*SUPPLIED DATA:*
• • • •
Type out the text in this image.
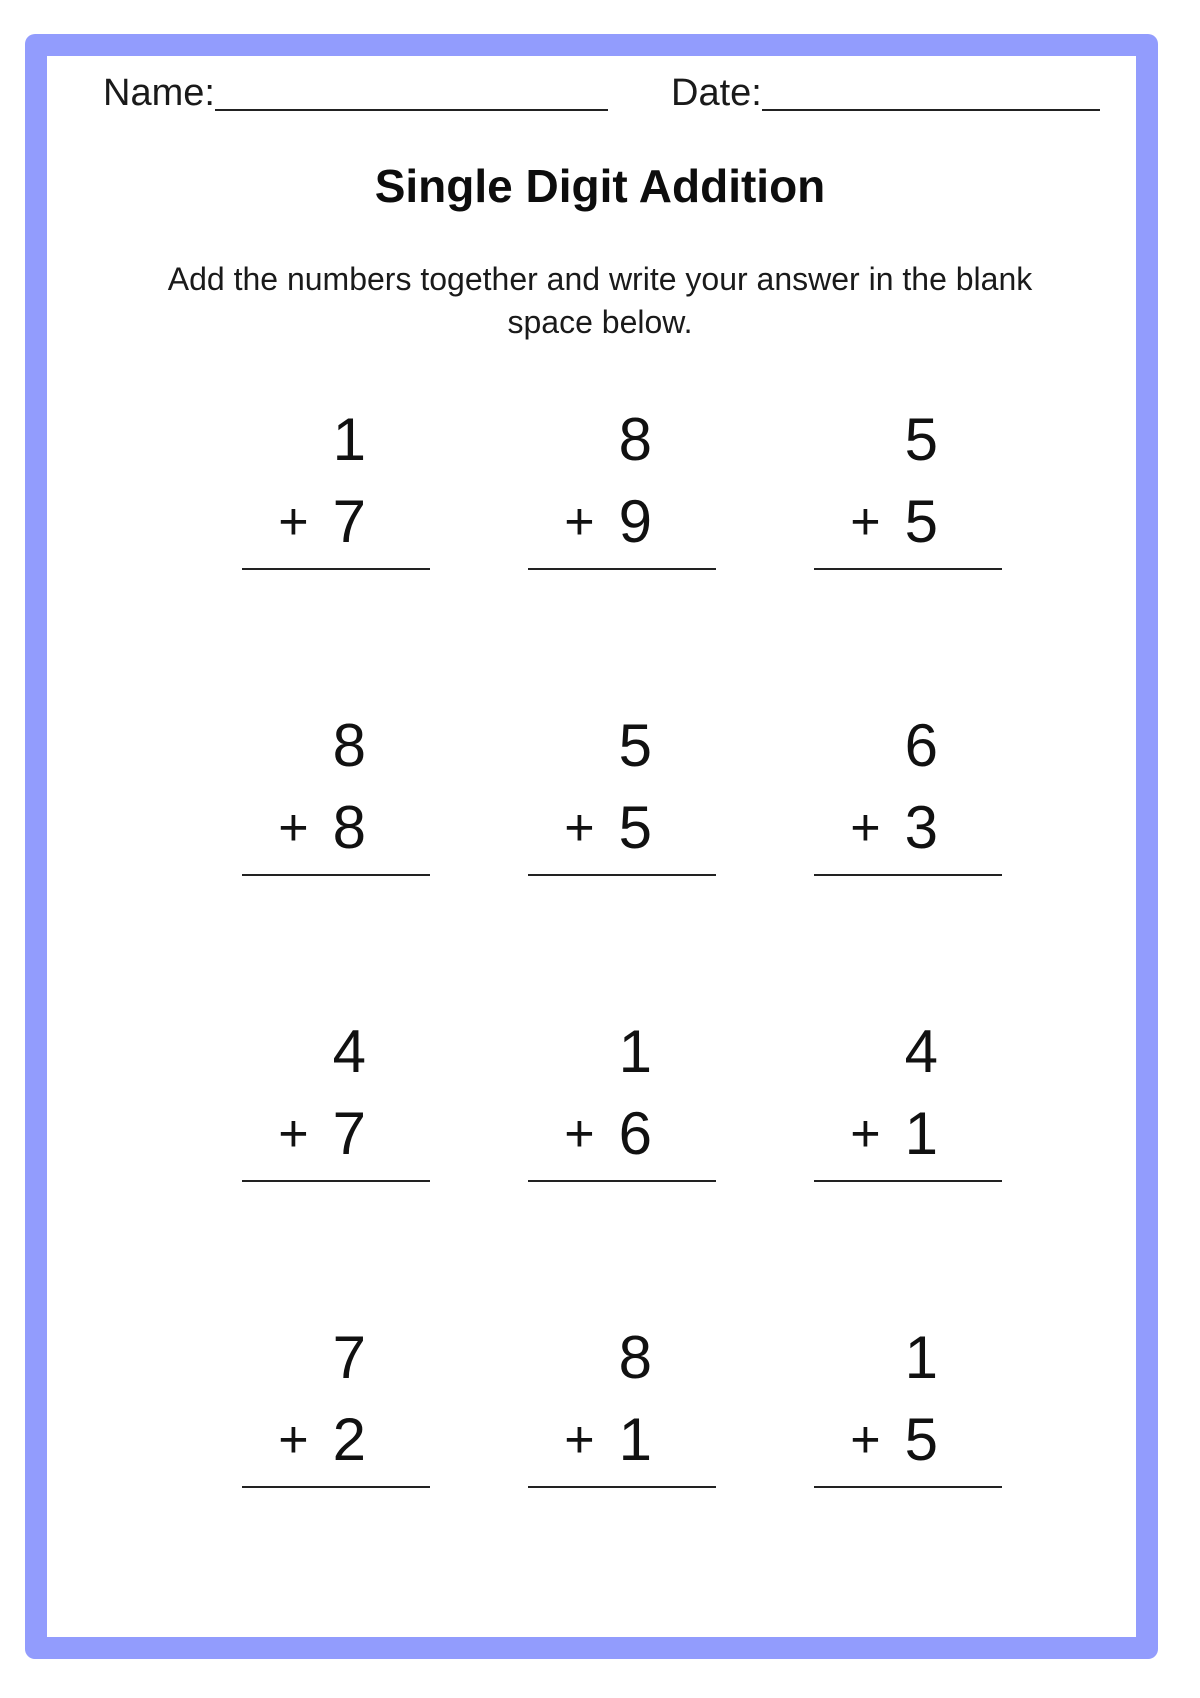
Name:	Date:
Single Digit Addition
Add the numbers together and write your answer in the blank space below.
1
+ 7
8
+ 9
5
+ 5
8
+ 8
5
+ 5
6
+ 3
4
+ 7
1
+ 6
4
+ 1
7
+ 2
8
+ 1
1
+ 5
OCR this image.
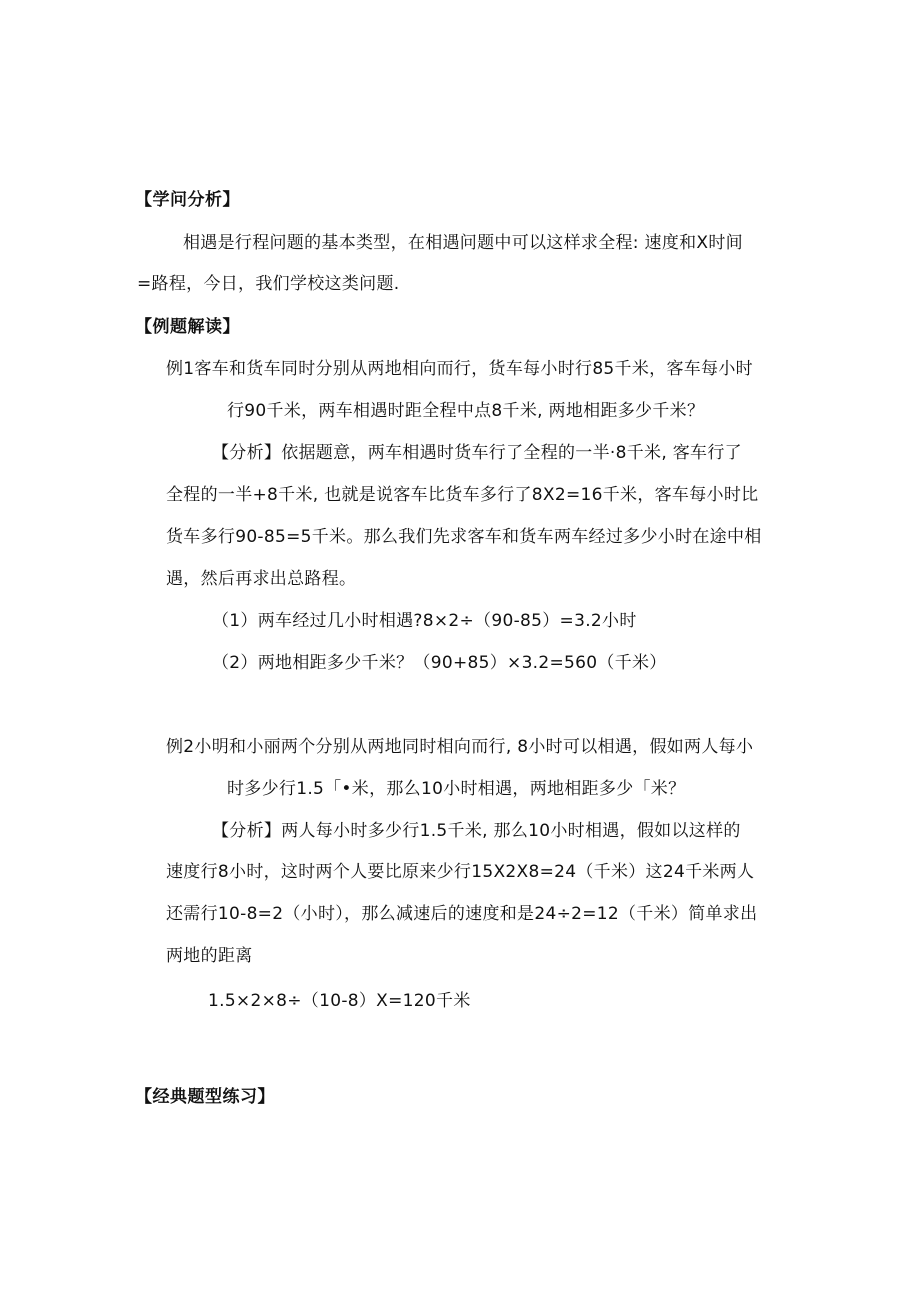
【学问分析】
相遇是行程问题的基本类型，在相遇问题中可以这样求全程: 速度和X时间
=路程，今日，我们学校这类问题.
【例题解读】
例1客车和货车同时分别从两地相向而行，货车每小时行85千米，客车每小时
行90千米，两车相遇时距全程中点8千米, 两地相距多少千米？
【分析】依据题意，两车相遇时货车行了全程的一半·8千米, 客车行了
全程的一半+8千米, 也就是说客车比货车多行了8X2=16千米，客车每小时比
货车多行90-85=5千米。那么我们先求客车和货车两车经过多少小时在途中相
遇，然后再求出总路程。
（1）两车经过几小时相遇?8×2÷（90-85）=3.2小时
（2）两地相距多少千米？（90+85）×3.2=560（千米）
例2小明和小丽两个分别从两地同时相向而行, 8小时可以相遇，假如两人每小
时多少行1.5「•米，那么10小时相遇，两地相距多少「米？
【分析】两人每小时多少行1.5千米, 那么10小时相遇，假如以这样的
速度行8小时，这时两个人要比原来少行15X2X8=24（千米）这24千米两人
还需行10-8=2（小时），那么减速后的速度和是24÷2=12（千米）简单求出
两地的距离
1.5×2×8÷（10-8）X=120千米
【经典题型练习】
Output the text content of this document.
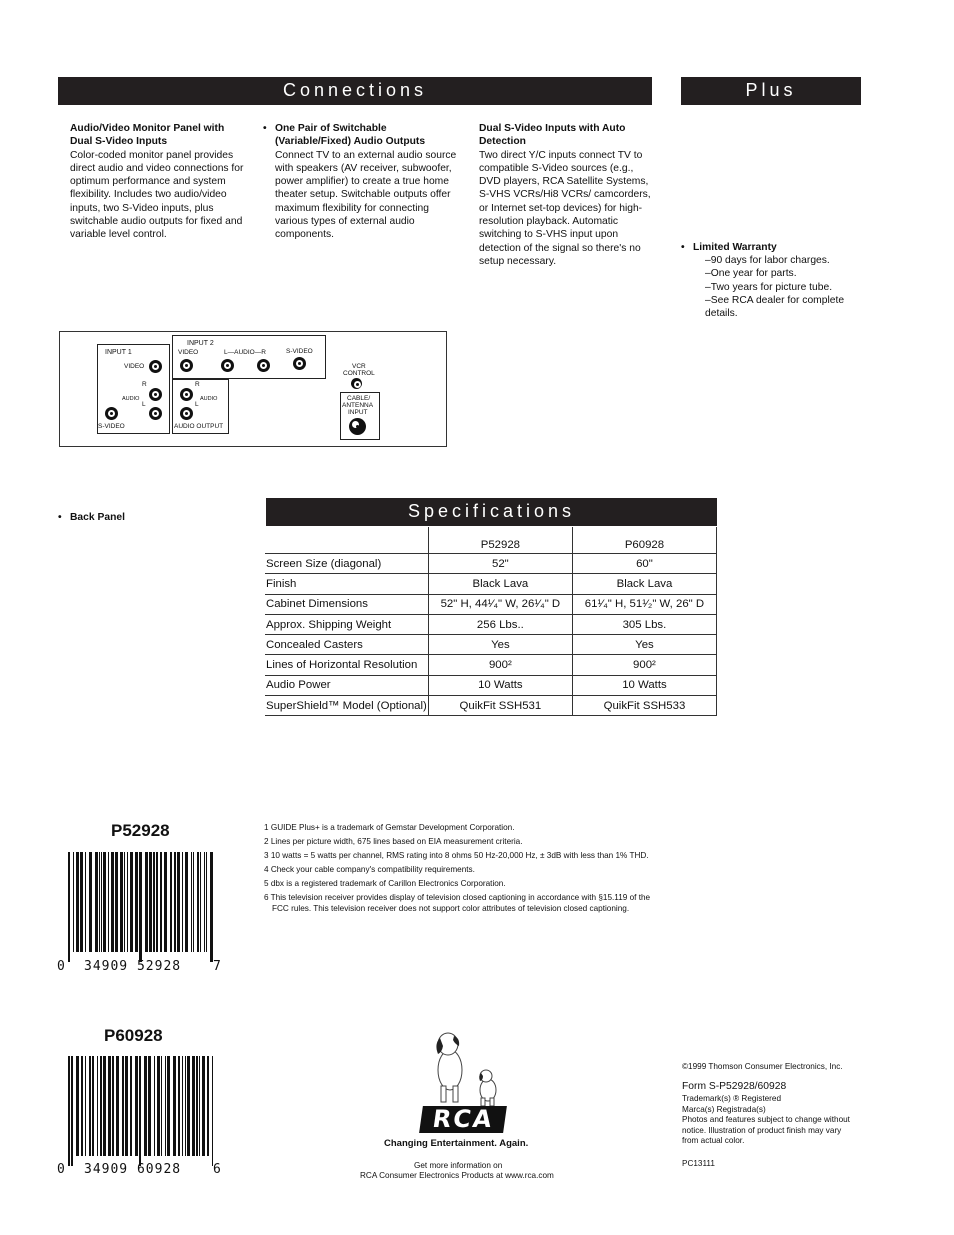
Connections	Plus
Audio/Video Monitor Panel with Dual S-Video Inputs
Color-coded monitor panel provides direct audio and video connections for optimum performance and system flexibility. Includes two audio/video inputs, two S-Video inputs, plus switchable audio outputs for fixed and variable level control.
• One Pair of Switchable (Variable/Fixed) Audio Outputs
Connect TV to an external audio source with speakers (AV receiver, subwoofer, power amplifier) to create a true home theater setup. Switchable outputs offer maximum flexibility for connecting various types of external audio components.
Dual S-Video Inputs with Auto Detection
Two direct Y/C inputs connect TV to compatible S-Video sources (e.g., DVD players, RCA Satellite Systems, S-VHS VCRs/Hi8 VCRs/ camcorders, or Internet set-top devices) for high-resolution playback. Automatic switching to S-VHS input upon detection of the signal so there's no setup necessary.
• Limited Warranty
–90 days for labor charges.
–One year for parts.
–Two years for picture tube.
–See RCA dealer for complete details.
• Back Panel
INPUT 1
VIDEO
R
AUDIO
L
S-VIDEO
INPUT 2
VIDEO	L—AUDIO—R	S-VIDEO
R
AUDIO
L
AUDIO OUTPUT
VCR
CONTROL
CABLE/
ANTENNA
INPUT
Specifications
	P52928	P60928
Screen Size (diagonal)	52"	60"
Finish	Black Lava	Black Lava
Cabinet Dimensions	52" H, 44¹⁄₄" W, 26¹⁄₄" D	61¹⁄₄" H, 51¹⁄₂" W, 26" D
Approx. Shipping Weight	256 Lbs..	305 Lbs.
Concealed Casters	Yes	Yes
Lines of Horizontal Resolution	900²	900²
Audio Power	10 Watts	10 Watts
SuperShield™ Model (Optional)	QuikFit SSH531	QuikFit SSH533
P52928
0 34909 52928 7
P60928
0 34909 60928 6
1 GUIDE Plus+ is a trademark of Gemstar Development Corporation.
2 Lines per picture width, 675 lines based on EIA measurement criteria.
3 10 watts = 5 watts per channel, RMS rating into 8 ohms 50 Hz-20,000 Hz, ± 3dB with less than 1% THD.
4 Check your cable company's compatibility requirements.
5 dbx is a registered trademark of Carillon Electronics Corporation.
6 This television receiver provides display of television closed captioning in accordance with §15.119 of the FCC rules. This television receiver does not support color attributes of television closed captioning.
RCA
Changing Entertainment. Again.
Get more information on
RCA Consumer Electronics Products at www.rca.com
©1999 Thomson Consumer Electronics, Inc.
Form S-P52928/60928
Trademark(s) ® Registered
Marca(s) Registrada(s)
Photos and features subject to change without notice. Illustration of product finish may vary from actual color.
PC13111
• • • •
*THE TASK:* From the data above, copy out every line with the string "image" in it.

*SOLUTION TO THIS PROBLEM:*
Type out the text in this image.
OCR this image.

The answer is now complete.